:: The exercise ::
Retype the items from their first line up to and including the line with "hour-tick-label: 12 [804,818,822,834]".

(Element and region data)
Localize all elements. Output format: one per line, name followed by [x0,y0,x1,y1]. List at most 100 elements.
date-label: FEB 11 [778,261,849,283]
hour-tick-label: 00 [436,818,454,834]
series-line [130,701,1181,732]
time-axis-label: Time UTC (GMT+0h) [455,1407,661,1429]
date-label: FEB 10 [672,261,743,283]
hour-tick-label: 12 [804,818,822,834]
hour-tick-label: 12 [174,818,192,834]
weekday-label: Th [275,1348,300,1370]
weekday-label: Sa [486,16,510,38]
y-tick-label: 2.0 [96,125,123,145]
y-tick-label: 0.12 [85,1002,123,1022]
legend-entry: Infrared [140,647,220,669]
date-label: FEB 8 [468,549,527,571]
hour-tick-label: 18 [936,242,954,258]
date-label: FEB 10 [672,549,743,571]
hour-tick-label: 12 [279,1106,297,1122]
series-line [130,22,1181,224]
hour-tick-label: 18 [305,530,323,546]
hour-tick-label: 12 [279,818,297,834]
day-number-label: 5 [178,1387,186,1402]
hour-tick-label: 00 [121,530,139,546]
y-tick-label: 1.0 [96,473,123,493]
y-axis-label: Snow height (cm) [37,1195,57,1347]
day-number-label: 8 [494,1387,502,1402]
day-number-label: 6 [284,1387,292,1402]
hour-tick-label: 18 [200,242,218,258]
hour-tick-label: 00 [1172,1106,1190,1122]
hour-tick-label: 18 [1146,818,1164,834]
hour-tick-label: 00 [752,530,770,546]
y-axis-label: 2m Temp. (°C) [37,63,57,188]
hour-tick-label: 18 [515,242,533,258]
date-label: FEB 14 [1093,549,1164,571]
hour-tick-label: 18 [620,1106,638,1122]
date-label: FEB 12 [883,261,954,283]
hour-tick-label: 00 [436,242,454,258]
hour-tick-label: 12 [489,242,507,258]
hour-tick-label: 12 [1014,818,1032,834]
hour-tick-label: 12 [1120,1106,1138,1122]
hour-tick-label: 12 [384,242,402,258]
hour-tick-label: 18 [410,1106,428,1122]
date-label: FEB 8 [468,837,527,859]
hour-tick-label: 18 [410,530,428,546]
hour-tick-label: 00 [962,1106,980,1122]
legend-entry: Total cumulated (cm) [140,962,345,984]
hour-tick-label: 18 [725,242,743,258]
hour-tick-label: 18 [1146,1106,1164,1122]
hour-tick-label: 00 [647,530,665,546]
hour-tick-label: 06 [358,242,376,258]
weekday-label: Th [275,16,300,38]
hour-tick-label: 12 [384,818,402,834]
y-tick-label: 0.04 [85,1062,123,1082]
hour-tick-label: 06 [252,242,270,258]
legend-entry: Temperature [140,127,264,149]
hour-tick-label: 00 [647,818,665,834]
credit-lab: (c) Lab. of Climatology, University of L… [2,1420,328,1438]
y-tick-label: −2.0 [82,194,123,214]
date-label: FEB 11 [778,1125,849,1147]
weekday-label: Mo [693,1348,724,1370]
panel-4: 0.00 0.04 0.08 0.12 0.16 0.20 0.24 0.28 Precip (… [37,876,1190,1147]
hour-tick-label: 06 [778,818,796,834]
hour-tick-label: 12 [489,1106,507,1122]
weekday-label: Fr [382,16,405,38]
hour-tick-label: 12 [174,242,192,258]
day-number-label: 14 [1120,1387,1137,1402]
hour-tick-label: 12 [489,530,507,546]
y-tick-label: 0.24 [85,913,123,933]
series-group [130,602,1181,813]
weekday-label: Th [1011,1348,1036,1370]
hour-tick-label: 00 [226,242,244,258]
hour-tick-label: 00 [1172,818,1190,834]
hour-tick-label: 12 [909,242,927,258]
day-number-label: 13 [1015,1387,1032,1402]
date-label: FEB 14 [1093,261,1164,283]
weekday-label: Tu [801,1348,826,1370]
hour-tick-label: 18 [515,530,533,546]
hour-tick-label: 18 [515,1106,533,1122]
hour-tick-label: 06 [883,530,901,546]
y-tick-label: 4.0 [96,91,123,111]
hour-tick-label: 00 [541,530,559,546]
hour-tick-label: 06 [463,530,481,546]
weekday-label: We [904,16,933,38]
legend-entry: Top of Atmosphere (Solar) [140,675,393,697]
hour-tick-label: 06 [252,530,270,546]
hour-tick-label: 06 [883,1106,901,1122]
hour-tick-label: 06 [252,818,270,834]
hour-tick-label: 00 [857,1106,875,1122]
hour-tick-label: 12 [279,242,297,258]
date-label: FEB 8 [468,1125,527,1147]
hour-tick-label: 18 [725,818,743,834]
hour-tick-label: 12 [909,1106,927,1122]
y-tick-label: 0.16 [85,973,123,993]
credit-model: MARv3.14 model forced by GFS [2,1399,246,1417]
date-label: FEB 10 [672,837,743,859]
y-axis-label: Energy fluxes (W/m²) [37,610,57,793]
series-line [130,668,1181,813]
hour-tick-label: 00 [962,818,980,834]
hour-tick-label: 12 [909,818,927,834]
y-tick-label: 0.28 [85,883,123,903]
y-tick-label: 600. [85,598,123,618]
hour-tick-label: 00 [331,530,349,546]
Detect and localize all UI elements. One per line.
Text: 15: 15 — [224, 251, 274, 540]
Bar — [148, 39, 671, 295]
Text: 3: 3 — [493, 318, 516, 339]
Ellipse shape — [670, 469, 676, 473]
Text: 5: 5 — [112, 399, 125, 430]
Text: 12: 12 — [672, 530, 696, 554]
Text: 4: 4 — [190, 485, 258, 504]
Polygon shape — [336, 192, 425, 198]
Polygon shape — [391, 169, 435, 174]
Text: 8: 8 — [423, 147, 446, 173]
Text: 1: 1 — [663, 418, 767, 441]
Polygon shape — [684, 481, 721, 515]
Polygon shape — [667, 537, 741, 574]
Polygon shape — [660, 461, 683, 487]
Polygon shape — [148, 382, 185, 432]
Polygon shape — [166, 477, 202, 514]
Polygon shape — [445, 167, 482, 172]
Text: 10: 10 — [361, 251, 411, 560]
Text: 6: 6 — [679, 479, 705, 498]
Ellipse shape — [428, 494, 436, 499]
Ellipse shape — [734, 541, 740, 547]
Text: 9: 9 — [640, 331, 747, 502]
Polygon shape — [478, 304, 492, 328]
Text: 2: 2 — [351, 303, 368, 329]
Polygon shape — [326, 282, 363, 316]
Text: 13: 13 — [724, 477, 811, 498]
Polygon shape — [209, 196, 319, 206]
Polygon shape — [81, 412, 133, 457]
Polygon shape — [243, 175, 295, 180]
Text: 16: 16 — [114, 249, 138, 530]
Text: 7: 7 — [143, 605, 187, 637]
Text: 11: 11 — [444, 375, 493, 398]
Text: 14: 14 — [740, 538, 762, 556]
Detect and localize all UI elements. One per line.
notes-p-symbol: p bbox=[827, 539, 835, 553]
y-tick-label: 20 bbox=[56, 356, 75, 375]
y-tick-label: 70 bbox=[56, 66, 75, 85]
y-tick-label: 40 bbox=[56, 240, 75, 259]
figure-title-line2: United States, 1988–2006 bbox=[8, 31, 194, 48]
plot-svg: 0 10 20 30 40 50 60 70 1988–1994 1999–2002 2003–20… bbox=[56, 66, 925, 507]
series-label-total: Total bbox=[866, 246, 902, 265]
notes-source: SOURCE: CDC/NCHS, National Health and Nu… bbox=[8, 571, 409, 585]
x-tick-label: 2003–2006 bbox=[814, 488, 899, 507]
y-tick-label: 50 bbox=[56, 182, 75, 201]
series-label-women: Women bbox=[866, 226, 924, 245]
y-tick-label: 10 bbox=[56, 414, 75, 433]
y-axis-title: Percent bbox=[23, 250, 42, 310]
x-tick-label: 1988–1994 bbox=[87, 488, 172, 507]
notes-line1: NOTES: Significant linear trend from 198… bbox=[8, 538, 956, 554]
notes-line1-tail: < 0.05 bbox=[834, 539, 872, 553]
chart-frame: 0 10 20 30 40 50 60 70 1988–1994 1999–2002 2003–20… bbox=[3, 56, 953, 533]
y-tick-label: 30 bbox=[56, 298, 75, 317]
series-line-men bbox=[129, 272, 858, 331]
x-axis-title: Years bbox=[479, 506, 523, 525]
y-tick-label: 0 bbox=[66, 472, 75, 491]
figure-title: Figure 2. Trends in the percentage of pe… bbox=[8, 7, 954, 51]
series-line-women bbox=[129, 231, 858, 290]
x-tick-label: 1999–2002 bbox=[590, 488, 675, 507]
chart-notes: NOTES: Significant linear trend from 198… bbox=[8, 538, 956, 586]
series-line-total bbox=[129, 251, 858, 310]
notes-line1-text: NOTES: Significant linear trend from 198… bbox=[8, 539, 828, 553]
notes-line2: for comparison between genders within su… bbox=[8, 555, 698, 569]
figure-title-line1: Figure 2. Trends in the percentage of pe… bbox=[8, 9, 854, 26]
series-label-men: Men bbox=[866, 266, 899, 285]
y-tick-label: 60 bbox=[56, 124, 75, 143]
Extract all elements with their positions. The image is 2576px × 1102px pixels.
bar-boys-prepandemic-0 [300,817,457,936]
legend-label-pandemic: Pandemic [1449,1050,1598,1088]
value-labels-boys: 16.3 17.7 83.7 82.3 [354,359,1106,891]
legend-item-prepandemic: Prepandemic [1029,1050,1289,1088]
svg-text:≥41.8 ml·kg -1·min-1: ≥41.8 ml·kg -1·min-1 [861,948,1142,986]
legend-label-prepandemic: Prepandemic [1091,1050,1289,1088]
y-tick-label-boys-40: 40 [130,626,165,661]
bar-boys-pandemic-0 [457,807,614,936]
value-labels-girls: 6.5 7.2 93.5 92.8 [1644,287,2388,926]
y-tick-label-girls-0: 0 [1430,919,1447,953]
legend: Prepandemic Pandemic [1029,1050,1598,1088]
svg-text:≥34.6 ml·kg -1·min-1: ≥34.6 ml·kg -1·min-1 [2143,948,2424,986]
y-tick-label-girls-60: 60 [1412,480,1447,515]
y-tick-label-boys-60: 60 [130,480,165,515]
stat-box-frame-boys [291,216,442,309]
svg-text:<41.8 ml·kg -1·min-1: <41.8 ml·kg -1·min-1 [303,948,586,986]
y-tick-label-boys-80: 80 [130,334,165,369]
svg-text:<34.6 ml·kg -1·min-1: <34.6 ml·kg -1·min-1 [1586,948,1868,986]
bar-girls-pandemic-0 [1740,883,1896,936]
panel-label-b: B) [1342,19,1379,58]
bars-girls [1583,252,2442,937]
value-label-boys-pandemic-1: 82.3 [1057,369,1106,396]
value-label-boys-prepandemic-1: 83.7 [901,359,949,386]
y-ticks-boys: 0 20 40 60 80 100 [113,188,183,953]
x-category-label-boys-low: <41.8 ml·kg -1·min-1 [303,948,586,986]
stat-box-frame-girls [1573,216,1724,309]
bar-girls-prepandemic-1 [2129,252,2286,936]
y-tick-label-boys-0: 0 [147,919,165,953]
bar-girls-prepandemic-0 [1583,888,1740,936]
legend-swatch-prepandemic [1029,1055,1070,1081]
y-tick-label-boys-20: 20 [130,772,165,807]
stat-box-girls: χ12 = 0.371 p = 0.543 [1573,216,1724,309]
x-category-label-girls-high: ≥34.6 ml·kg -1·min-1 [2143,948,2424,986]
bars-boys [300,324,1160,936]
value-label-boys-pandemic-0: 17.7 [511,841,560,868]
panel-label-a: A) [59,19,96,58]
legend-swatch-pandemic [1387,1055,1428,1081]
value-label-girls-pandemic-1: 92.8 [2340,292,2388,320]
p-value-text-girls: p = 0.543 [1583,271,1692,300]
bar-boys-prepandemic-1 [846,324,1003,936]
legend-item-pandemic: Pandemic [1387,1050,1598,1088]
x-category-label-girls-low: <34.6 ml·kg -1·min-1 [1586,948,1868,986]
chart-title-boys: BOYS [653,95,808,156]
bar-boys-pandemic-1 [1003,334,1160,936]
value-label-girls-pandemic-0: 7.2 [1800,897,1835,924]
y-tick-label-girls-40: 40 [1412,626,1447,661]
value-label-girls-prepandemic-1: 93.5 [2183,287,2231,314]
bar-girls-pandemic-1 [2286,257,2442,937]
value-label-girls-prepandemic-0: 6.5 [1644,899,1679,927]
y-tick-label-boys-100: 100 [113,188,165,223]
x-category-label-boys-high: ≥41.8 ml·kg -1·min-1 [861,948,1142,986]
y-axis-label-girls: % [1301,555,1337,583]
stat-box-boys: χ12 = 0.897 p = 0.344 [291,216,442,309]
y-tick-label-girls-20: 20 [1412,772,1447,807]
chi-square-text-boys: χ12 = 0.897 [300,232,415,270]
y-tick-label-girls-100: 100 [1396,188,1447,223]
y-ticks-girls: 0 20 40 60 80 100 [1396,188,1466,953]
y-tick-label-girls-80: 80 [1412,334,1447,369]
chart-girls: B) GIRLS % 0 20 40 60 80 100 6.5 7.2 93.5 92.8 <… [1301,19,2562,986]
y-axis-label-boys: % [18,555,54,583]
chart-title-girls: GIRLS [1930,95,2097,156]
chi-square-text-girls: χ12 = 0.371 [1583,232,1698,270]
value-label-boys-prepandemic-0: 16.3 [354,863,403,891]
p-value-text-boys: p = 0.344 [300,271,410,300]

:: Output below ::
Localize all elements. Output format: one per line, name followed by [x0,y0,x1,y1]. List at most 100 elements.
date-label: FEB 11 [778,261,849,283]
hour-tick-label: 00 [436,818,454,834]
series-line [130,701,1181,732]
time-axis-label: Time UTC (GMT+0h) [455,1407,661,1429]
date-label: FEB 10 [672,261,743,283]
hour-tick-label: 12 [804,818,822,834]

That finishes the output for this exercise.